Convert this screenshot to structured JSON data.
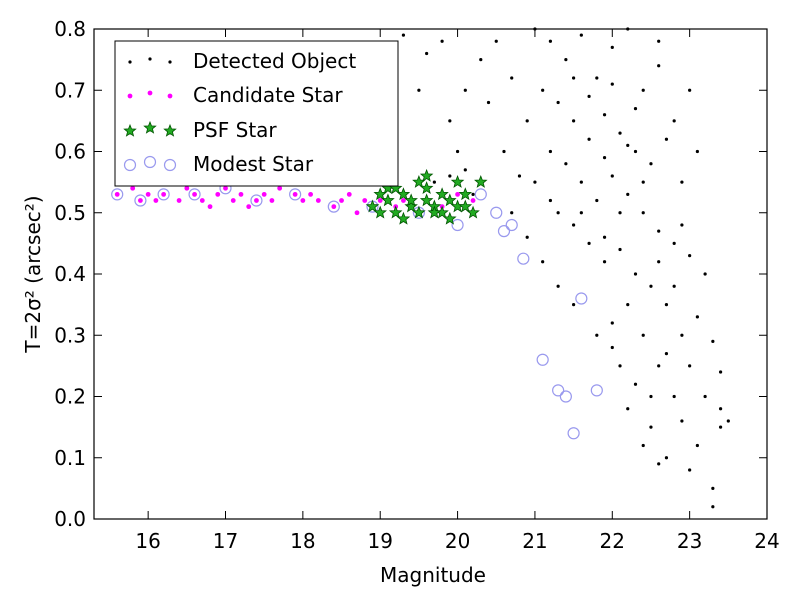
{
  "chart_data": {
    "type": "scatter",
    "xlabel": "Magnitude",
    "ylabel": "T=2σ² (arcsec²)",
    "xlim": [
      15.3,
      24
    ],
    "ylim": [
      0.0,
      0.8
    ],
    "x_ticks": [
      "16",
      "17",
      "18",
      "19",
      "20",
      "21",
      "22",
      "23",
      "24"
    ],
    "y_ticks": [
      "0.0",
      "0.1",
      "0.2",
      "0.3",
      "0.4",
      "0.5",
      "0.6",
      "0.7",
      "0.8"
    ],
    "grid": false,
    "legend_position": "top-left",
    "series": [
      {
        "name": "Detected Object",
        "marker": "dot",
        "color": "#000000",
        "points": [
          [
            21.0,
            0.8
          ],
          [
            21.2,
            0.78
          ],
          [
            21.4,
            0.75
          ],
          [
            21.6,
            0.79
          ],
          [
            21.8,
            0.72
          ],
          [
            22.0,
            0.77
          ],
          [
            22.2,
            0.8
          ],
          [
            22.4,
            0.7
          ],
          [
            22.6,
            0.74
          ],
          [
            21.1,
            0.7
          ],
          [
            21.3,
            0.68
          ],
          [
            21.5,
            0.65
          ],
          [
            21.7,
            0.62
          ],
          [
            21.9,
            0.66
          ],
          [
            22.1,
            0.63
          ],
          [
            22.3,
            0.6
          ],
          [
            22.5,
            0.58
          ],
          [
            22.7,
            0.62
          ],
          [
            21.2,
            0.6
          ],
          [
            21.4,
            0.58
          ],
          [
            21.6,
            0.55
          ],
          [
            21.8,
            0.52
          ],
          [
            22.0,
            0.56
          ],
          [
            22.2,
            0.53
          ],
          [
            22.4,
            0.5
          ],
          [
            22.6,
            0.47
          ],
          [
            22.8,
            0.45
          ],
          [
            21.0,
            0.55
          ],
          [
            21.3,
            0.5
          ],
          [
            21.5,
            0.48
          ],
          [
            21.7,
            0.45
          ],
          [
            21.9,
            0.42
          ],
          [
            22.1,
            0.44
          ],
          [
            22.3,
            0.4
          ],
          [
            22.5,
            0.38
          ],
          [
            22.7,
            0.35
          ],
          [
            22.9,
            0.3
          ],
          [
            23.0,
            0.25
          ],
          [
            23.2,
            0.2
          ],
          [
            23.4,
            0.15
          ],
          [
            22.2,
            0.35
          ],
          [
            22.4,
            0.3
          ],
          [
            22.6,
            0.25
          ],
          [
            22.8,
            0.2
          ],
          [
            22.0,
            0.28
          ],
          [
            22.3,
            0.22
          ],
          [
            22.5,
            0.15
          ],
          [
            22.7,
            0.1
          ],
          [
            23.1,
            0.12
          ],
          [
            23.3,
            0.05
          ],
          [
            23.4,
            0.18
          ],
          [
            23.5,
            0.16
          ],
          [
            23.2,
            0.4
          ],
          [
            22.9,
            0.55
          ],
          [
            23.1,
            0.6
          ],
          [
            22.8,
            0.65
          ],
          [
            23.0,
            0.7
          ],
          [
            22.6,
            0.78
          ],
          [
            20.5,
            0.78
          ],
          [
            20.7,
            0.72
          ],
          [
            20.4,
            0.68
          ],
          [
            20.9,
            0.65
          ],
          [
            20.6,
            0.6
          ],
          [
            20.8,
            0.56
          ],
          [
            20.3,
            0.75
          ],
          [
            20.1,
            0.7
          ],
          [
            19.9,
            0.65
          ],
          [
            20.0,
            0.6
          ],
          [
            19.8,
            0.78
          ],
          [
            19.6,
            0.76
          ],
          [
            19.5,
            0.7
          ],
          [
            19.3,
            0.79
          ],
          [
            19.7,
            0.55
          ],
          [
            19.9,
            0.56
          ],
          [
            20.1,
            0.57
          ],
          [
            20.2,
            0.53
          ],
          [
            20.7,
            0.5
          ],
          [
            20.9,
            0.46
          ],
          [
            21.1,
            0.42
          ],
          [
            21.3,
            0.38
          ],
          [
            21.5,
            0.35
          ],
          [
            21.8,
            0.3
          ],
          [
            22.0,
            0.32
          ],
          [
            22.1,
            0.25
          ],
          [
            22.2,
            0.18
          ],
          [
            22.4,
            0.12
          ],
          [
            22.6,
            0.09
          ],
          [
            22.9,
            0.16
          ],
          [
            23.3,
            0.02
          ],
          [
            23.0,
            0.08
          ],
          [
            22.1,
            0.5
          ],
          [
            21.9,
            0.46
          ],
          [
            22.6,
            0.42
          ],
          [
            23.1,
            0.33
          ],
          [
            22.8,
            0.38
          ],
          [
            21.5,
            0.72
          ],
          [
            21.7,
            0.69
          ],
          [
            22.0,
            0.71
          ],
          [
            22.3,
            0.67
          ],
          [
            21.2,
            0.52
          ],
          [
            23.3,
            0.29
          ],
          [
            23.4,
            0.24
          ],
          [
            22.5,
            0.2
          ],
          [
            22.7,
            0.27
          ],
          [
            21.9,
            0.59
          ],
          [
            22.4,
            0.55
          ],
          [
            21.6,
            0.5
          ],
          [
            22.9,
            0.48
          ],
          [
            23.0,
            0.43
          ],
          [
            22.2,
            0.61
          ]
        ]
      },
      {
        "name": "Candidate Star",
        "marker": "small-circle",
        "color": "#ff00ff",
        "points": [
          [
            15.6,
            0.53
          ],
          [
            15.8,
            0.54
          ],
          [
            15.9,
            0.52
          ],
          [
            16.0,
            0.53
          ],
          [
            16.1,
            0.52
          ],
          [
            16.2,
            0.53
          ],
          [
            16.4,
            0.52
          ],
          [
            16.5,
            0.54
          ],
          [
            16.6,
            0.53
          ],
          [
            16.7,
            0.52
          ],
          [
            16.9,
            0.53
          ],
          [
            17.0,
            0.54
          ],
          [
            17.1,
            0.52
          ],
          [
            17.2,
            0.53
          ],
          [
            17.4,
            0.52
          ],
          [
            17.5,
            0.53
          ],
          [
            17.6,
            0.52
          ],
          [
            17.7,
            0.54
          ],
          [
            17.9,
            0.53
          ],
          [
            18.0,
            0.52
          ],
          [
            18.2,
            0.52
          ],
          [
            18.4,
            0.51
          ],
          [
            18.5,
            0.52
          ],
          [
            18.6,
            0.53
          ],
          [
            18.8,
            0.52
          ],
          [
            18.9,
            0.51
          ],
          [
            19.0,
            0.52
          ],
          [
            19.2,
            0.51
          ],
          [
            19.3,
            0.52
          ],
          [
            19.5,
            0.5
          ],
          [
            19.6,
            0.52
          ],
          [
            19.8,
            0.51
          ],
          [
            20.0,
            0.53
          ],
          [
            20.2,
            0.52
          ],
          [
            15.7,
            0.55
          ],
          [
            16.3,
            0.55
          ],
          [
            17.3,
            0.51
          ],
          [
            18.1,
            0.53
          ],
          [
            18.7,
            0.5
          ],
          [
            16.8,
            0.51
          ]
        ]
      },
      {
        "name": "PSF Star",
        "marker": "star",
        "color": "#00aa00",
        "points": [
          [
            18.9,
            0.51
          ],
          [
            19.0,
            0.5
          ],
          [
            19.1,
            0.52
          ],
          [
            19.2,
            0.5
          ],
          [
            19.3,
            0.53
          ],
          [
            19.4,
            0.51
          ],
          [
            19.5,
            0.5
          ],
          [
            19.6,
            0.52
          ],
          [
            19.7,
            0.51
          ],
          [
            19.8,
            0.5
          ],
          [
            19.9,
            0.52
          ],
          [
            20.0,
            0.51
          ],
          [
            20.1,
            0.53
          ],
          [
            20.2,
            0.5
          ],
          [
            19.3,
            0.49
          ],
          [
            19.5,
            0.55
          ],
          [
            19.6,
            0.56
          ],
          [
            19.8,
            0.53
          ],
          [
            20.0,
            0.55
          ],
          [
            20.3,
            0.55
          ],
          [
            19.1,
            0.54
          ],
          [
            19.4,
            0.52
          ],
          [
            19.7,
            0.5
          ],
          [
            19.9,
            0.49
          ],
          [
            20.1,
            0.51
          ],
          [
            19.0,
            0.53
          ],
          [
            19.2,
            0.54
          ],
          [
            19.6,
            0.54
          ]
        ]
      },
      {
        "name": "Modest Star",
        "marker": "open-circle",
        "color": "#9999ee",
        "points": [
          [
            15.6,
            0.53
          ],
          [
            15.9,
            0.52
          ],
          [
            16.2,
            0.53
          ],
          [
            16.6,
            0.53
          ],
          [
            17.0,
            0.54
          ],
          [
            17.4,
            0.52
          ],
          [
            17.9,
            0.53
          ],
          [
            18.4,
            0.51
          ],
          [
            18.9,
            0.51
          ],
          [
            19.5,
            0.5
          ],
          [
            20.0,
            0.48
          ],
          [
            20.3,
            0.53
          ],
          [
            20.6,
            0.47
          ],
          [
            20.7,
            0.48
          ],
          [
            20.85,
            0.425
          ],
          [
            21.6,
            0.36
          ],
          [
            21.1,
            0.26
          ],
          [
            21.3,
            0.21
          ],
          [
            21.4,
            0.2
          ],
          [
            21.8,
            0.21
          ],
          [
            21.5,
            0.14
          ],
          [
            20.5,
            0.5
          ]
        ]
      }
    ]
  }
}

....................

[THE PROBLEM]: Take every line that includes the string "color" and copy it.

[WRITTEN RESPONSE]:
        "color": "#000000",
        "color": "#ff00ff",
        "color": "#00aa00",
        "color": "#9999ee",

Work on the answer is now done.